Exercise instructions: Set the listing down again in full, word for word, with the pictures left out.

Data section:

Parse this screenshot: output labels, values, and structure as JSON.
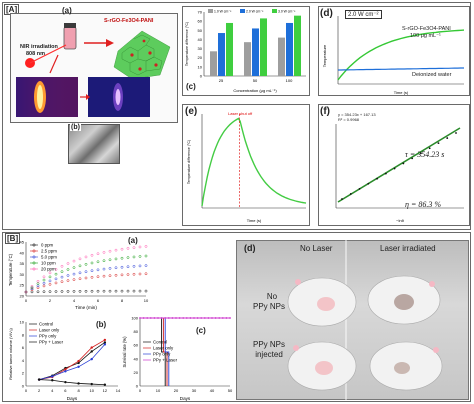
{
  "sectionA": {
    "label": "[A]",
    "sub_a": "(a)",
    "sub_b": "(b)",
    "nir_line1": "NIR irradiation",
    "nir_line2": "808 nm",
    "material": "S-rGO-Fe3O4-PANI"
  },
  "panel_c": {
    "label": "(c)",
    "ylabel": "Temperature difference (°C)",
    "xlabel": "Concentration (μg mL⁻¹)",
    "legend": [
      "1.0 W cm⁻²",
      "2.0 W cm⁻²",
      "3.0 W cm⁻²"
    ],
    "colors": [
      "#9e9e9e",
      "#1e6fd9",
      "#3fce3f"
    ],
    "yticks": [
      "0",
      "10",
      "20",
      "30",
      "40",
      "50",
      "60",
      "70"
    ]
  },
  "panel_d": {
    "label": "(d)",
    "power": "2.0 W cm⁻²",
    "series1": "S-rGO-Fe3O4-PANI",
    "series1_conc": "100 μg mL⁻¹",
    "series2": "Deionized water",
    "ylabel": "Temperature",
    "xlabel": "Time (s)"
  },
  "panel_e": {
    "label": "(e)",
    "annotation": "Laser shut off",
    "ylabel": "Temperature difference (°C)",
    "xlabel": "Time (s)"
  },
  "panel_f": {
    "label": "(f)",
    "fit_eq": "y = 354.23x + 167.13",
    "r2": "R² = 0.9968",
    "tau": "τ = 354.23 s",
    "eta": "η = 86.3 %",
    "xlabel": "−lnθ"
  },
  "sectionB": {
    "label": "[B]"
  },
  "panel_Ba": {
    "label": "(a)",
    "ylabel": "Temperature (°C)",
    "xlabel": "Time (min)",
    "legend": [
      "0 ppm",
      "2.5 ppm",
      "5.0 ppm",
      "10 ppm",
      "20 ppm"
    ],
    "colors": [
      "#111111",
      "#d42020",
      "#2a3fd6",
      "#1a9e1a",
      "#ff5ab0"
    ]
  },
  "panel_Bb": {
    "label": "(b)",
    "ylabel": "Relative tumor volume (V/V₀)",
    "xlabel": "Days",
    "legend": [
      "Control",
      "Laser only",
      "PPy only",
      "PPy + Laser"
    ],
    "colors": [
      "#111111",
      "#d42020",
      "#2a3fd6",
      "#111111"
    ]
  },
  "panel_Bc": {
    "label": "(c)",
    "ylabel": "Survival rate (%)",
    "xlabel": "Days",
    "legend": [
      "Control",
      "Laser only",
      "PPy only",
      "PPy + Laser"
    ],
    "colors": [
      "#111111",
      "#d42020",
      "#2a3fd6",
      "#cc33cc"
    ]
  },
  "panel_Bd": {
    "label": "(d)",
    "col1": "No Laser",
    "col2": "Laser irradiated",
    "row1": [
      "No",
      "PPy NPs"
    ],
    "row2": [
      "PPy NPs",
      "injected"
    ]
  }
}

Final answer:
Parse this screenshot: output labels, values, and structure as JSON.
{
  "sectionA": {
    "label": "[A]",
    "sub_a": "(a)",
    "sub_b": "(b)",
    "nir_line1": "NIR irradiation",
    "nir_line2": "808 nm",
    "material": "S-rGO-Fe3O4-PANI"
  },
  "panel_c": {
    "label": "(c)",
    "ylabel": "Temperature difference (°C)",
    "xlabel": "Concentration (μg mL⁻¹)",
    "legend": [
      "1.0 W cm⁻²",
      "2.0 W cm⁻²",
      "3.0 W cm⁻²"
    ],
    "colors": [
      "#9e9e9e",
      "#1e6fd9",
      "#3fce3f"
    ],
    "yticks": [
      "0",
      "10",
      "20",
      "30",
      "40",
      "50",
      "60",
      "70"
    ]
  },
  "panel_d": {
    "label": "(d)",
    "power": "2.0 W cm⁻²",
    "series1": "S-rGO-Fe3O4-PANI",
    "series1_conc": "100 μg mL⁻¹",
    "series2": "Deionized water",
    "ylabel": "Temperature",
    "xlabel": "Time (s)"
  },
  "panel_e": {
    "label": "(e)",
    "annotation": "Laser shut off",
    "ylabel": "Temperature difference (°C)",
    "xlabel": "Time (s)"
  },
  "panel_f": {
    "label": "(f)",
    "fit_eq": "y = 354.23x + 167.13",
    "r2": "R² = 0.9968",
    "tau": "τ = 354.23 s",
    "eta": "η = 86.3 %",
    "xlabel": "−lnθ"
  },
  "sectionB": {
    "label": "[B]"
  },
  "panel_Ba": {
    "label": "(a)",
    "ylabel": "Temperature (°C)",
    "xlabel": "Time (min)",
    "legend": [
      "0 ppm",
      "2.5 ppm",
      "5.0 ppm",
      "10 ppm",
      "20 ppm"
    ],
    "colors": [
      "#111111",
      "#d42020",
      "#2a3fd6",
      "#1a9e1a",
      "#ff5ab0"
    ]
  },
  "panel_Bb": {
    "label": "(b)",
    "ylabel": "Relative tumor volume (V/V₀)",
    "xlabel": "Days",
    "legend": [
      "Control",
      "Laser only",
      "PPy only",
      "PPy + Laser"
    ],
    "colors": [
      "#111111",
      "#d42020",
      "#2a3fd6",
      "#111111"
    ]
  },
  "panel_Bc": {
    "label": "(c)",
    "ylabel": "Survival rate (%)",
    "xlabel": "Days",
    "legend": [
      "Control",
      "Laser only",
      "PPy only",
      "PPy + Laser"
    ],
    "colors": [
      "#111111",
      "#d42020",
      "#2a3fd6",
      "#cc33cc"
    ]
  },
  "panel_Bd": {
    "label": "(d)",
    "col1": "No Laser",
    "col2": "Laser irradiated",
    "row1": [
      "No",
      "PPy NPs"
    ],
    "row2": [
      "PPy NPs",
      "injected"
    ]
  }
}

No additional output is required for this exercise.